▶ **Short task**
Update the entries below by changing every instance of "Bar" to "Column", and reproduce all lines with everything else left unchanged.

━━━━━ Data records ━━━━━

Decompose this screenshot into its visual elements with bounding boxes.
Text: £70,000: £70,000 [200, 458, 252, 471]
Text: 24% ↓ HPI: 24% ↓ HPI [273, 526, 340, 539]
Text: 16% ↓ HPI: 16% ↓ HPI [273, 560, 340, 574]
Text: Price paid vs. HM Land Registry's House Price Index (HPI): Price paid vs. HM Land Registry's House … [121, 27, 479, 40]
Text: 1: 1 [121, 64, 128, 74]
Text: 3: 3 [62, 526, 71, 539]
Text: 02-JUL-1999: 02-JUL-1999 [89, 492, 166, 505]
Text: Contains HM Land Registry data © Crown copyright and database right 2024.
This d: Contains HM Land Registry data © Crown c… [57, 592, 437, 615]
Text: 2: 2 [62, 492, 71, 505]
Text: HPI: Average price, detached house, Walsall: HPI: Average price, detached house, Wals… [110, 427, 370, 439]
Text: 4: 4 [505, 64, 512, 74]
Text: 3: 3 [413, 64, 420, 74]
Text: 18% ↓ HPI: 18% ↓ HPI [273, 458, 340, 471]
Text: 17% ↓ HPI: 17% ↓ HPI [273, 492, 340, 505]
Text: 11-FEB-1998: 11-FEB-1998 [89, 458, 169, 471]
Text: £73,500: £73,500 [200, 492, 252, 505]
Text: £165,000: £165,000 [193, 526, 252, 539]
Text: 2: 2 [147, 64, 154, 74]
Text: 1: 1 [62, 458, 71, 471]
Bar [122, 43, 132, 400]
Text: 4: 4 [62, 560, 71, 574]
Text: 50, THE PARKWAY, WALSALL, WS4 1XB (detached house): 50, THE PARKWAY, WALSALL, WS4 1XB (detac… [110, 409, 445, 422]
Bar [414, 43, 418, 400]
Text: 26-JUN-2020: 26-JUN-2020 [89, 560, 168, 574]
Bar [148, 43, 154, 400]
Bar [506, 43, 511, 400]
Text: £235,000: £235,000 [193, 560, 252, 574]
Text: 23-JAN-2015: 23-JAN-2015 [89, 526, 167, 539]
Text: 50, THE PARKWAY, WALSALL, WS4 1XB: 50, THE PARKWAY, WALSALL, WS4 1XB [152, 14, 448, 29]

━━━━━

▶ **Answer for this exercise**
Decompose this screenshot into its visual elements with bounding boxes.
Text: £70,000: £70,000 [200, 458, 252, 471]
Text: 24% ↓ HPI: 24% ↓ HPI [273, 526, 340, 539]
Text: 16% ↓ HPI: 16% ↓ HPI [273, 560, 340, 574]
Text: Price paid vs. HM Land Registry's House Price Index (HPI): Price paid vs. HM Land Registry's House … [121, 27, 479, 40]
Text: 1: 1 [121, 64, 128, 74]
Text: 3: 3 [62, 526, 71, 539]
Text: 02-JUL-1999: 02-JUL-1999 [89, 492, 166, 505]
Text: Contains HM Land Registry data © Crown copyright and database right 2024.
This d: Contains HM Land Registry data © Crown c… [57, 592, 437, 615]
Text: 2: 2 [62, 492, 71, 505]
Text: HPI: Average price, detached house, Walsall: HPI: Average price, detached house, Wals… [110, 427, 370, 439]
Text: 4: 4 [505, 64, 512, 74]
Text: 3: 3 [413, 64, 420, 74]
Text: 18% ↓ HPI: 18% ↓ HPI [273, 458, 340, 471]
Text: 17% ↓ HPI: 17% ↓ HPI [273, 492, 340, 505]
Text: 11-FEB-1998: 11-FEB-1998 [89, 458, 169, 471]
Text: £73,500: £73,500 [200, 492, 252, 505]
Text: £165,000: £165,000 [193, 526, 252, 539]
Text: 2: 2 [147, 64, 154, 74]
Text: 1: 1 [62, 458, 71, 471]
Column [122, 43, 132, 400]
Text: 4: 4 [62, 560, 71, 574]
Text: 50, THE PARKWAY, WALSALL, WS4 1XB (detached house): 50, THE PARKWAY, WALSALL, WS4 1XB (detac… [110, 409, 445, 422]
Column [414, 43, 418, 400]
Text: 26-JUN-2020: 26-JUN-2020 [89, 560, 168, 574]
Column [148, 43, 154, 400]
Column [506, 43, 511, 400]
Text: £235,000: £235,000 [193, 560, 252, 574]
Text: 23-JAN-2015: 23-JAN-2015 [89, 526, 167, 539]
Text: 50, THE PARKWAY, WALSALL, WS4 1XB: 50, THE PARKWAY, WALSALL, WS4 1XB [152, 14, 448, 29]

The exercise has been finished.